---- DATA TO USE

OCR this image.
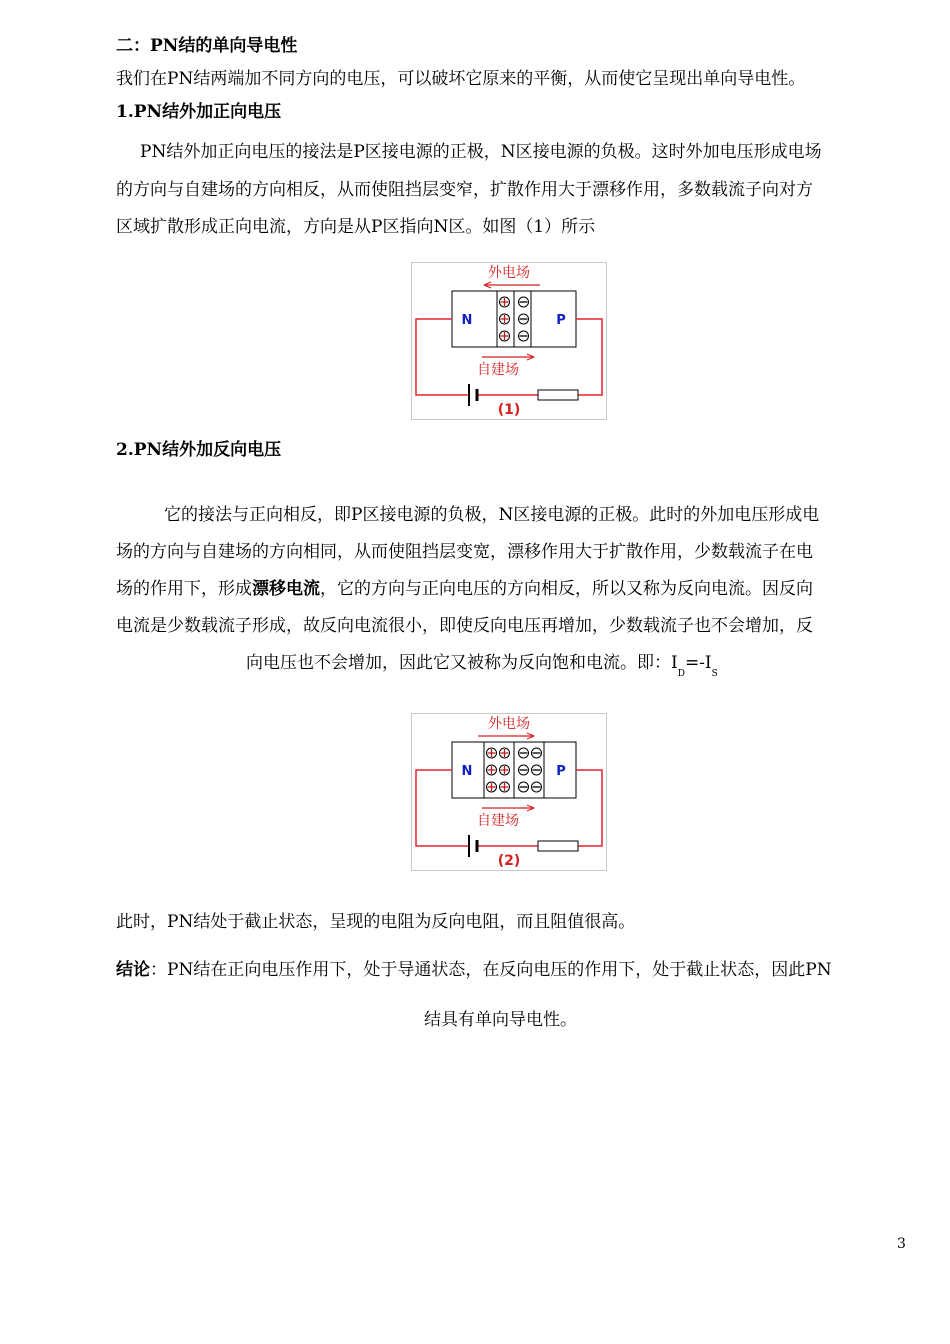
二：PN结的单向导电性
我们在PN结两端加不同方向的电压，可以破坏它原来的平衡，从而使它呈现出单向导电性。
1.PN结外加正向电压
PN结外加正向电压的接法是P区接电源的正极，N区接电源的负极。这时外加电压形成电场
的方向与自建场的方向相反，从而使阻挡层变窄，扩散作用大于漂移作用，多数载流子向对方
区域扩散形成正向电流，方向是从P区指向N区。如图（1）所示
外电场
N	P
自建场
(1)
2.PN结外加反向电压
它的接法与正向相反，即P区接电源的负极，N区接电源的正极。此时的外加电压形成电
场的方向与自建场的方向相同，从而使阻挡层变宽，漂移作用大于扩散作用，少数载流子在电
场的作用下，形成漂移电流，它的方向与正向电压的方向相反，所以又称为反向电流。因反向
电流是少数载流子形成，故反向电流很小，即使反向电压再增加，少数载流子也不会增加，反
向电压也不会增加，因此它又被称为反向饱和电流。即：$I_D=-I_S$
外电场
N	P
自建场
(2)
此时，PN结处于截止状态，呈现的电阻为反向电阻，而且阻值很高。
结论：PN结在正向电压作用下，处于导通状态，在反向电压的作用下，处于截止状态，因此PN
结具有单向导电性。
3
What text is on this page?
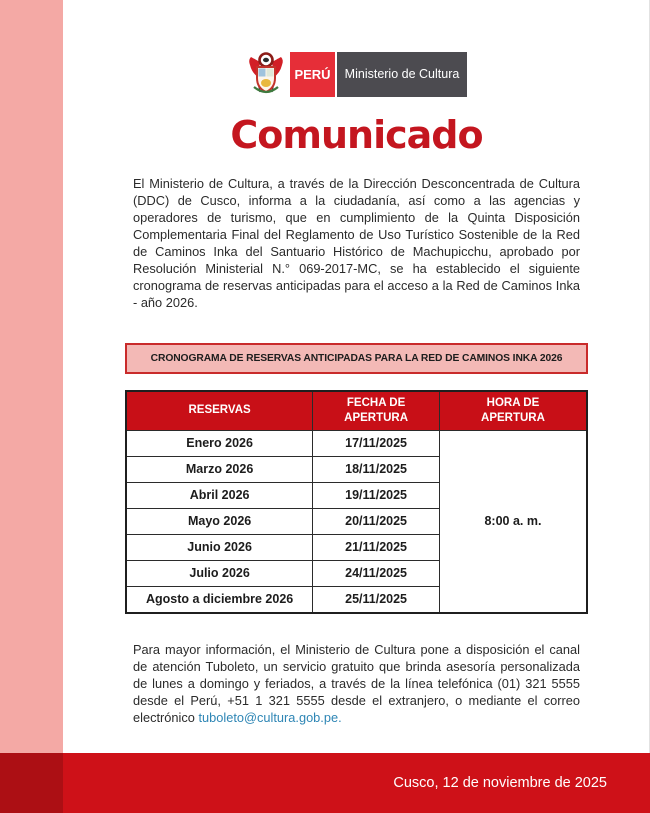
PERÚ Ministerio de Cultura
Comunicado

El Ministerio de Cultura, a través de la Dirección Desconcentrada de Cultura (DDC) de Cusco, informa a la ciudadanía, así como a las agencias y operadores de turismo, que en cumplimiento de la Quinta Disposición Complementaria Final del Reglamento de Uso Turístico Sostenible de la Red de Caminos Inka del Santuario Histórico de Machupicchu, aprobado por Resolución Ministerial N.° 069-2017-MC, se ha establecido el siguiente cronograma de reservas anticipadas para el acceso a la Red de Caminos Inka - año 2026.

CRONOGRAMA DE RESERVAS ANTICIPADAS PARA LA RED DE CAMINOS INKA 2026
RESERVAS	FECHA DE APERTURA	HORA DE APERTURA
Enero 2026	17/11/2025	8:00 a. m.
Marzo 2026	18/11/2025	
Abril 2026	19/11/2025	
Mayo 2026	20/11/2025	
Junio 2026	21/11/2025	
Julio 2026	24/11/2025	
Agosto a diciembre 2026	25/11/2025	

Para mayor información, el Ministerio de Cultura pone a disposición el canal de atención Tuboleto, un servicio gratuito que brinda asesoría personalizada de lunes a domingo y feriados, a través de la línea telefónica (01) 321 5555 desde el Perú, +51 1 321 5555 desde el extranjero, o mediante el correo electrónico tuboleto@cultura.gob.pe.

Cusco, 12 de noviembre de 2025
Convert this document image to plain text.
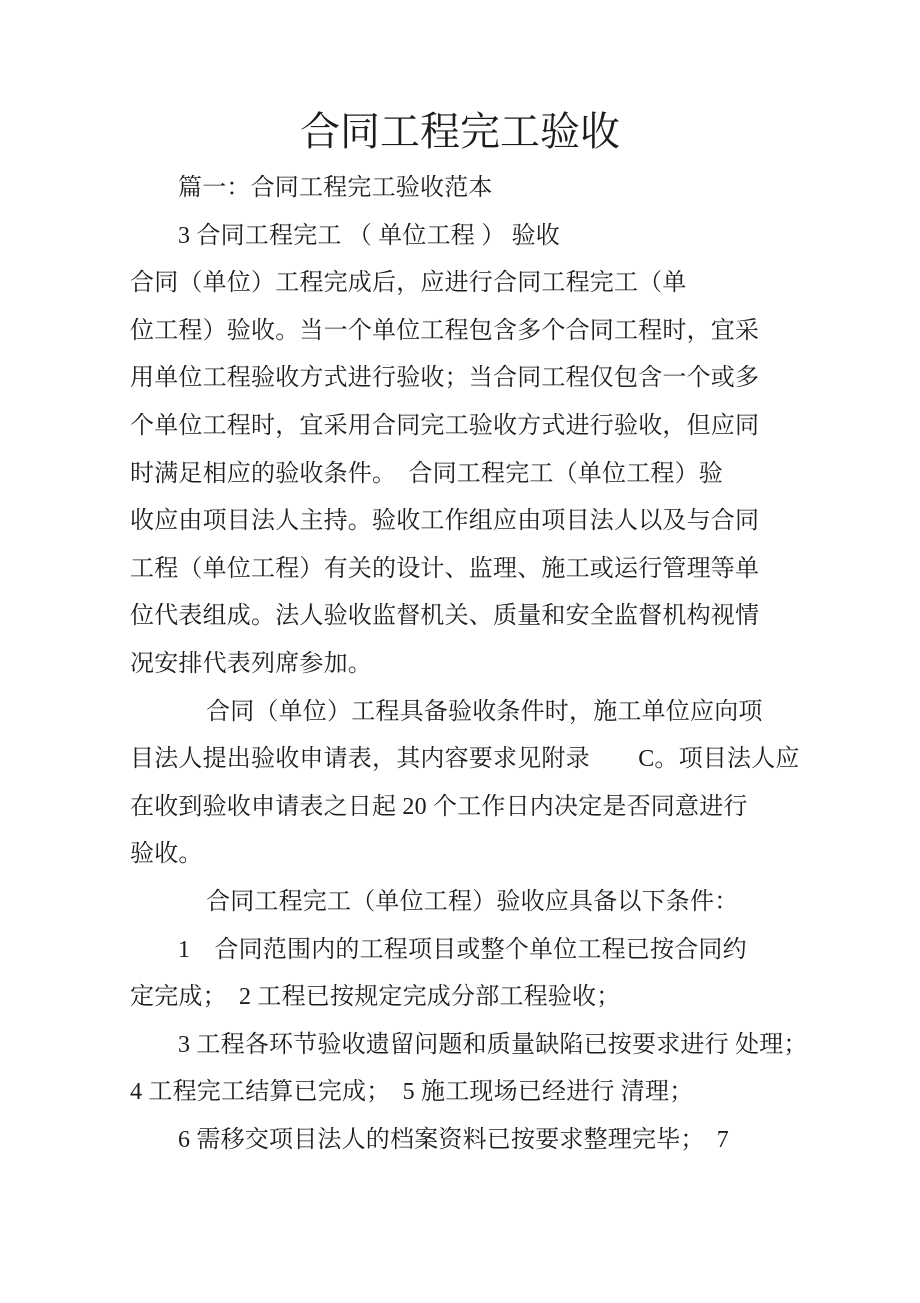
合同工程完工验收
篇一：合同工程完工验收范本
3 合同工程完工 （ 单位工程 ） 验收
合同（单位）工程完成后，应进行合同工程完工（单
位工程）验收。当一个单位工程包含多个合同工程时，宜采
用单位工程验收方式进行验收；当合同工程仅包含一个或多
个单位工程时，宜采用合同完工验收方式进行验收，但应同
时满足相应的验收条件。　合同工程完工（单位工程）验
收应由项目法人主持。验收工作组应由项目法人以及与合同
工程（单位工程）有关的设计、监理、施工或运行管理等单
位代表组成。法人验收监督机关、质量和安全监督机构视情
况安排代表列席参加。
合同（单位）工程具备验收条件时，施工单位应向项
目法人提出验收申请表，其内容要求见附录　　C。项目法人应
在收到验收申请表之日起 20 个工作日内决定是否同意进行
验收。
合同工程完工（单位工程）验收应具备以下条件：
1　合同范围内的工程项目或整个单位工程已按合同约
定完成；　2 工程已按规定完成分部工程验收；
3 工程各环节验收遗留问题和质量缺陷已按要求进行 处理；
4 工程完工结算已完成；　5 施工现场已经进行 清理；
6 需移交项目法人的档案资料已按要求整理完毕；　7
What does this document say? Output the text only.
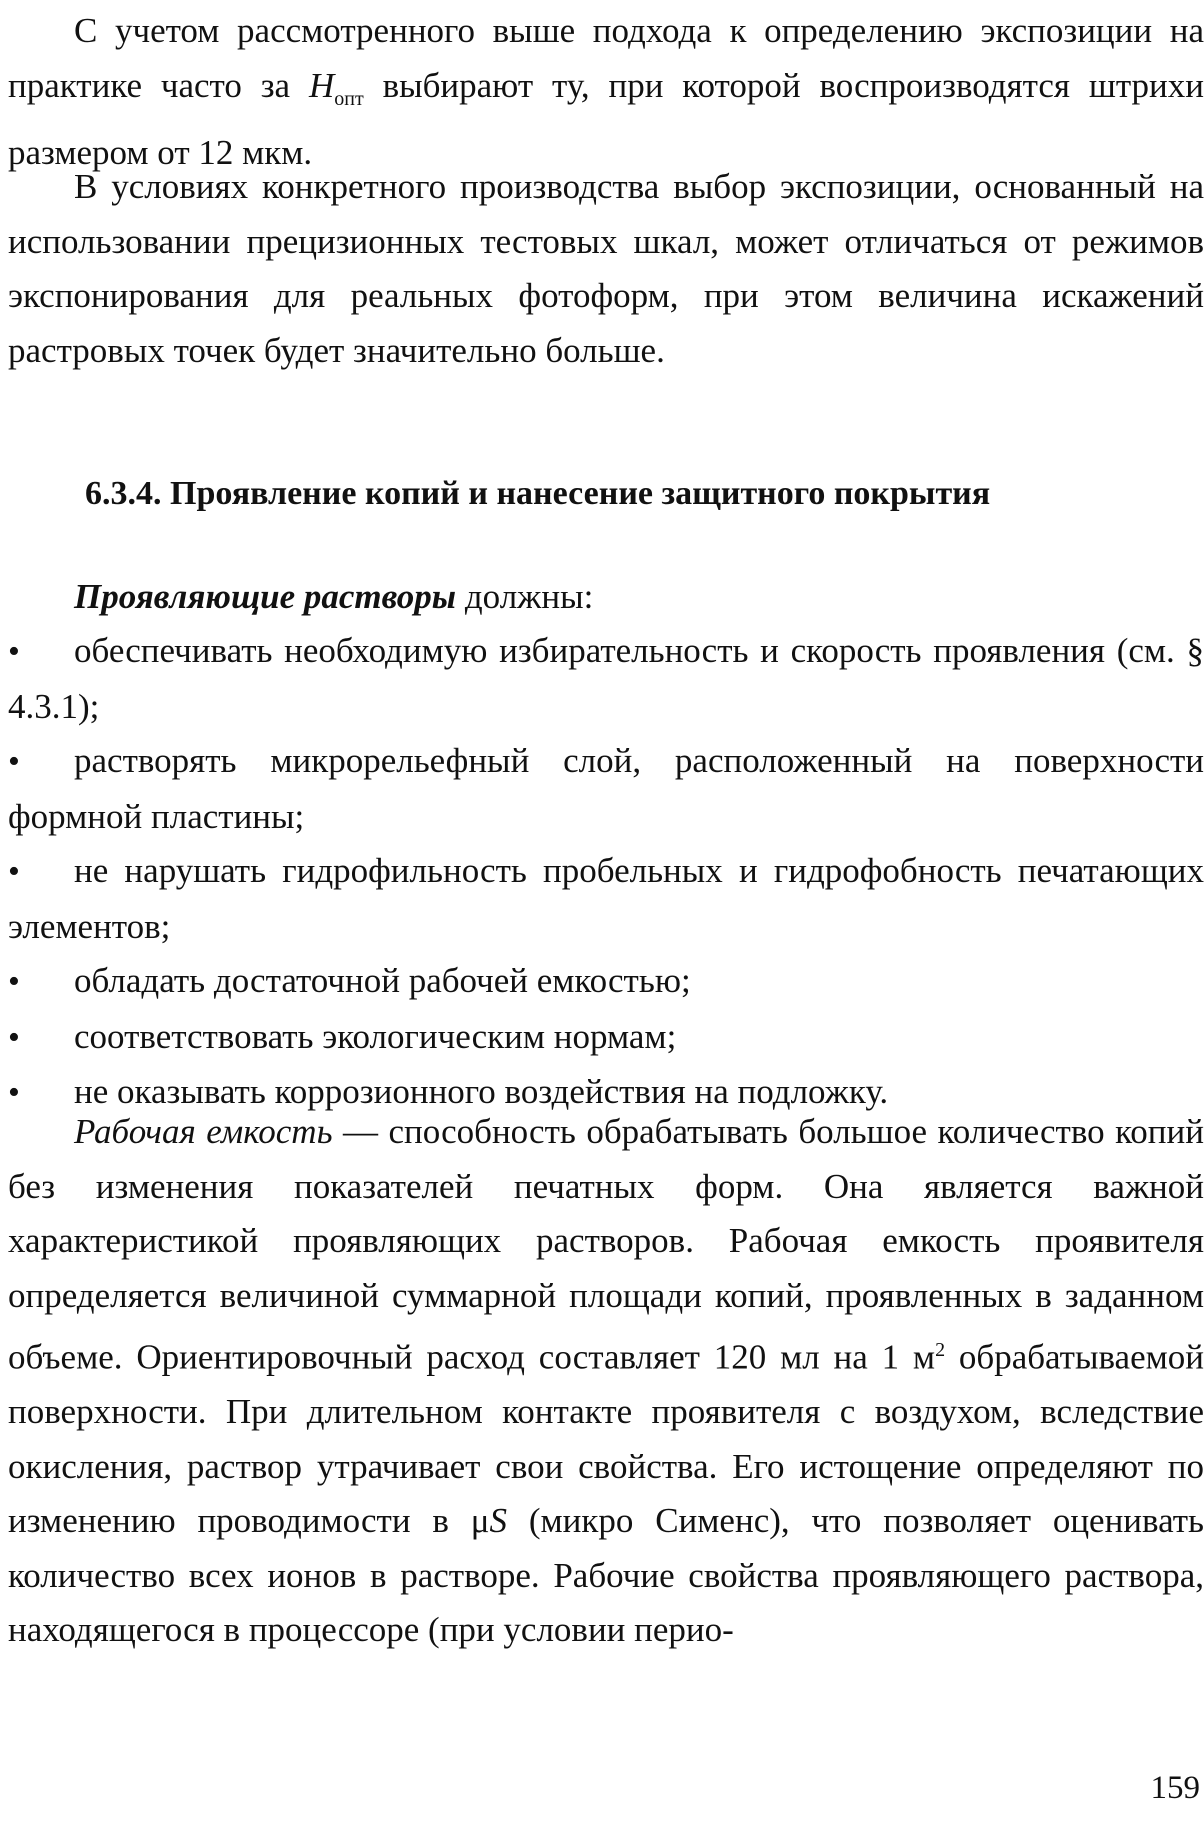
С учетом рассмотренного выше подхода к определению экспозиции на практике часто за $H_{опт}$ выбирают ту, при которой воспроизводятся штрихи размером от 12 мкм.

В условиях конкретного производства выбор экспозиции, основанный на использовании прецизионных тестовых шкал, может отличаться от режимов экспонирования для реальных фотоформ, при этом величина искажений растровых точек будет значительно больше.

6.3.4. Проявление копий и нанесение защитного покрытия

Проявляющие растворы должны:

• обеспечивать необходимую избирательность и скорость проявления (см. § 4.3.1);
• растворять микрорельефный слой, расположенный на поверхности формной пластины;
• не нарушать гидрофильность пробельных и гидрофобность печатающих элементов;
• обладать достаточной рабочей емкостью;
• соответствовать экологическим нормам;
• не оказывать коррозионного воздействия на подложку.

Рабочая емкость — способность обрабатывать большое количество копий без изменения показателей печатных форм. Она является важной характеристикой проявляющих растворов. Рабочая емкость проявителя определяется величиной суммарной площади копий, проявленных в заданном объеме. Ориентировочный расход составляет 120 мл на 1 $м^2$ обрабатываемой поверхности. При длительном контакте проявителя с воздухом, вследствие окисления, раствор утрачивает свои свойства. Его истощение определяют по изменению проводимости в μS (микро Сименс), что позволяет оценивать количество всех ионов в растворе. Рабочие свойства проявляющего раствора, находящегося в процессоре (при условии перио-

159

--------

Transcribe the full listing above exactly, with the images removed.

- _RESULT FOR THIS EXERCISE_
OCR this image.
二：PN结的单向导电性
我们在PN结两端加不同方向的电压，可以破坏它原来的平衡，从而使它呈现出单向导电性。
1.PN结外加正向电压
PN结外加正向电压的接法是P区接电源的正极，N区接电源的负极。这时外加电压形成电场
的方向与自建场的方向相反，从而使阻挡层变窄，扩散作用大于漂移作用，多数载流子向对方
区域扩散形成正向电流，方向是从P区指向N区。如图（1）所示
外电场
N	P
自建场
(1)
2.PN结外加反向电压
它的接法与正向相反，即P区接电源的负极，N区接电源的正极。此时的外加电压形成电
场的方向与自建场的方向相同，从而使阻挡层变宽，漂移作用大于扩散作用，少数载流子在电
场的作用下，形成漂移电流，它的方向与正向电压的方向相反，所以又称为反向电流。因反向
电流是少数载流子形成，故反向电流很小，即使反向电压再增加，少数载流子也不会增加，反
向电压也不会增加，因此它又被称为反向饱和电流。即：$I_D=-I_S$
外电场
N	P
自建场
(2)
此时，PN结处于截止状态，呈现的电阻为反向电阻，而且阻值很高。
结论：PN结在正向电压作用下，处于导通状态，在反向电压的作用下，处于截止状态，因此PN
结具有单向导电性。
3
What text is on this page?
PERÚ Ministerio de Cultura
Comunicado

El Ministerio de Cultura, a través de la Dirección Desconcentrada de Cultura (DDC) de Cusco, informa a la ciudadanía, así como a las agencias y operadores de turismo, que en cumplimiento de la Quinta Disposición Complementaria Final del Reglamento de Uso Turístico Sostenible de la Red de Caminos Inka del Santuario Histórico de Machupicchu, aprobado por Resolución Ministerial N.° 069-2017-MC, se ha establecido el siguiente cronograma de reservas anticipadas para el acceso a la Red de Caminos Inka - año 2026.

CRONOGRAMA DE RESERVAS ANTICIPADAS PARA LA RED DE CAMINOS INKA 2026
RESERVAS	FECHA DE APERTURA	HORA DE APERTURA
Enero 2026	17/11/2025	8:00 a. m.
Marzo 2026	18/11/2025	
Abril 2026	19/11/2025	
Mayo 2026	20/11/2025	
Junio 2026	21/11/2025	
Julio 2026	24/11/2025	
Agosto a diciembre 2026	25/11/2025	

Para mayor información, el Ministerio de Cultura pone a disposición el canal de atención Tuboleto, un servicio gratuito que brinda asesoría personalizada de lunes a domingo y feriados, a través de la línea telefónica (01) 321 5555 desde el Perú, +51 1 321 5555 desde el extranjero, o mediante el correo electrónico tuboleto@cultura.gob.pe.

Cusco, 12 de noviembre de 2025
Convert this document image to plain text.
合同工程完工验收
篇一：合同工程完工验收范本
3 合同工程完工 （ 单位工程 ） 验收
合同（单位）工程完成后，应进行合同工程完工（单
位工程）验收。当一个单位工程包含多个合同工程时，宜采
用单位工程验收方式进行验收；当合同工程仅包含一个或多
个单位工程时，宜采用合同完工验收方式进行验收，但应同
时满足相应的验收条件。　合同工程完工（单位工程）验
收应由项目法人主持。验收工作组应由项目法人以及与合同
工程（单位工程）有关的设计、监理、施工或运行管理等单
位代表组成。法人验收监督机关、质量和安全监督机构视情
况安排代表列席参加。
合同（单位）工程具备验收条件时，施工单位应向项
目法人提出验收申请表，其内容要求见附录　　C。项目法人应
在收到验收申请表之日起 20 个工作日内决定是否同意进行
验收。
合同工程完工（单位工程）验收应具备以下条件：
1　合同范围内的工程项目或整个单位工程已按合同约
定完成；　2 工程已按规定完成分部工程验收；
3 工程各环节验收遗留问题和质量缺陷已按要求进行 处理；
4 工程完工结算已完成；　5 施工现场已经进行 清理；
6 需移交项目法人的档案资料已按要求整理完毕；　7
What does this document say? Output the text only.
С учетом рассмотренного выше подхода к определению экспозиции на практике часто за $H_{опт}$ выбирают ту, при которой воспроизводятся штрихи размером от 12 мкм.

В условиях конкретного производства выбор экспозиции, основанный на использовании прецизионных тестовых шкал, может отличаться от режимов экспонирования для реальных фотоформ, при этом величина искажений растровых точек будет значительно больше.

6.3.4. Проявление копий и нанесение защитного покрытия

Проявляющие растворы должны:

• обеспечивать необходимую избирательность и скорость проявления (см. § 4.3.1);
• растворять микрорельефный слой, расположенный на поверхности формной пластины;
• не нарушать гидрофильность пробельных и гидрофобность печатающих элементов;
• обладать достаточной рабочей емкостью;
• соответствовать экологическим нормам;
• не оказывать коррозионного воздействия на подложку.

Рабочая емкость — способность обрабатывать большое количество копий без изменения показателей печатных форм. Она является важной характеристикой проявляющих растворов. Рабочая емкость проявителя определяется величиной суммарной площади копий, проявленных в заданном объеме. Ориентировочный расход составляет 120 мл на 1 $м^2$ обрабатываемой поверхности. При длительном контакте проявителя с воздухом, вследствие окисления, раствор утрачивает свои свойства. Его истощение определяют по изменению проводимости в μS (микро Сименс), что позволяет оценивать количество всех ионов в растворе. Рабочие свойства проявляющего раствора, находящегося в процессоре (при условии перио-

159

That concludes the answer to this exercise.